* **What to produce**
Extract each line holding the word "Content" from the entries.

* **Given information**
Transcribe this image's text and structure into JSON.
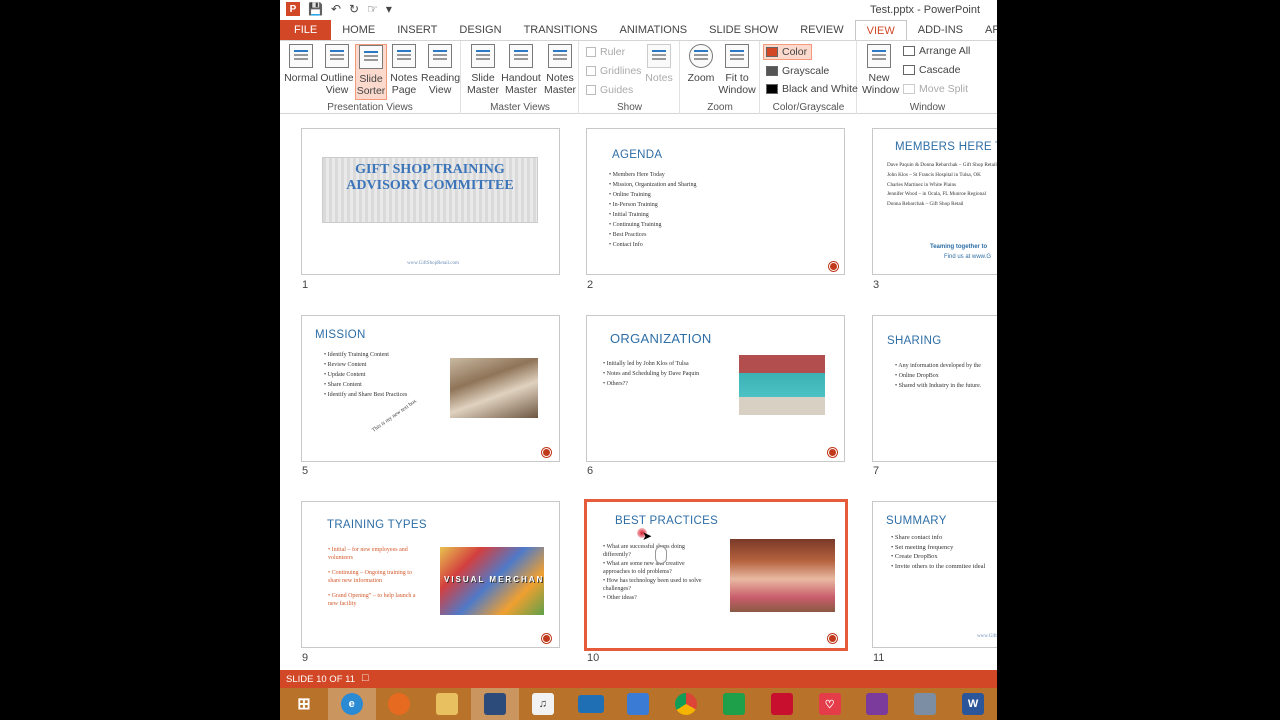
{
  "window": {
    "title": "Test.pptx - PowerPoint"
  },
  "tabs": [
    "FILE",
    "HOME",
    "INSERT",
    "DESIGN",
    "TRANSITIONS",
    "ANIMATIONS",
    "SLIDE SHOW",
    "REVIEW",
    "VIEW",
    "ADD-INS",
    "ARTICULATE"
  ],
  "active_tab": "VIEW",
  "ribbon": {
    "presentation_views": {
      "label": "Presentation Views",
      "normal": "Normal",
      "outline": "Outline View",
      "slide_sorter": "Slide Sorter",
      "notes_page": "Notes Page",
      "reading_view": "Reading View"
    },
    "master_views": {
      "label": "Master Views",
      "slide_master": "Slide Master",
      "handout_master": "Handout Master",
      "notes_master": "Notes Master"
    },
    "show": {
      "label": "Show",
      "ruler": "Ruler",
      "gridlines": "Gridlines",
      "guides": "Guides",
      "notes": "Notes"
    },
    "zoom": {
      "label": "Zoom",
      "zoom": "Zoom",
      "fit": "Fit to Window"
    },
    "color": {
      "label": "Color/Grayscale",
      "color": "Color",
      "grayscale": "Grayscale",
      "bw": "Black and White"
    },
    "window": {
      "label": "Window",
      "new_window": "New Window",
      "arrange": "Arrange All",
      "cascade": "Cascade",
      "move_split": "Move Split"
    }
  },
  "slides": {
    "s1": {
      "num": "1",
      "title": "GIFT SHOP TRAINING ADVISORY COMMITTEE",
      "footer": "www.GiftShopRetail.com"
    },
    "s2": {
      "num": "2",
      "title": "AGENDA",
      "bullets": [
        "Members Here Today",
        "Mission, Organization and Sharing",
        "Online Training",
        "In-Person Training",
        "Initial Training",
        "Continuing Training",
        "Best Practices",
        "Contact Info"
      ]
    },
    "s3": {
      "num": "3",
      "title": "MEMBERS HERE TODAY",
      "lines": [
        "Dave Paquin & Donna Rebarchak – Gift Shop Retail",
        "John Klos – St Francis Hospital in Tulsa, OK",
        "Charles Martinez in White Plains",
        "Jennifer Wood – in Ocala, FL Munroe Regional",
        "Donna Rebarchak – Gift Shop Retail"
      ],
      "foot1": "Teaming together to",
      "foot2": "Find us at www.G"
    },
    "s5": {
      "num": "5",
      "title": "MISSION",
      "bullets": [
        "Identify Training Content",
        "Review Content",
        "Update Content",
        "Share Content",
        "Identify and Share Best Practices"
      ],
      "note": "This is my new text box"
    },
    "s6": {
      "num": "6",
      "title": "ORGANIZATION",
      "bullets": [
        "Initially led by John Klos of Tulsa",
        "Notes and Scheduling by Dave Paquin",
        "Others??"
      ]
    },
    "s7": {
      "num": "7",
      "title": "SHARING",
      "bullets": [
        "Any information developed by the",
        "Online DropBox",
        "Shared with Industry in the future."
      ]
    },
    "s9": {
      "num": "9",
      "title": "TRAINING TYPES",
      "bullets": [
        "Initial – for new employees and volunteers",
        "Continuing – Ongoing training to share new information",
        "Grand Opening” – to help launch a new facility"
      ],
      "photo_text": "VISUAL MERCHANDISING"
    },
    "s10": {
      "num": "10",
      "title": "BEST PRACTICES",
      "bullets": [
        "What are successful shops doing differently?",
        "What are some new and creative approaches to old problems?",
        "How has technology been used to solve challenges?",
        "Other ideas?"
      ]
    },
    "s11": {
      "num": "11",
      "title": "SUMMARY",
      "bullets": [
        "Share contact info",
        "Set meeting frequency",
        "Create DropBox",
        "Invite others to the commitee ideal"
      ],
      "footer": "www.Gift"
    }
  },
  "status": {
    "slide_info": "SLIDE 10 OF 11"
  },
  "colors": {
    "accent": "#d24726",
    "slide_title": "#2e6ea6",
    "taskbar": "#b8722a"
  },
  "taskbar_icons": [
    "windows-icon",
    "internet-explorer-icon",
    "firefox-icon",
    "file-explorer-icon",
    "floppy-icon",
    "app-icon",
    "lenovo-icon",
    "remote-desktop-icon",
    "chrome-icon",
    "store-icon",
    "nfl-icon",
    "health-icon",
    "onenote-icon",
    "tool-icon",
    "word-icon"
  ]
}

* **Written answer**
        "Identify Training Content",
        "Review Content",
        "Update Content",
        "Share Content",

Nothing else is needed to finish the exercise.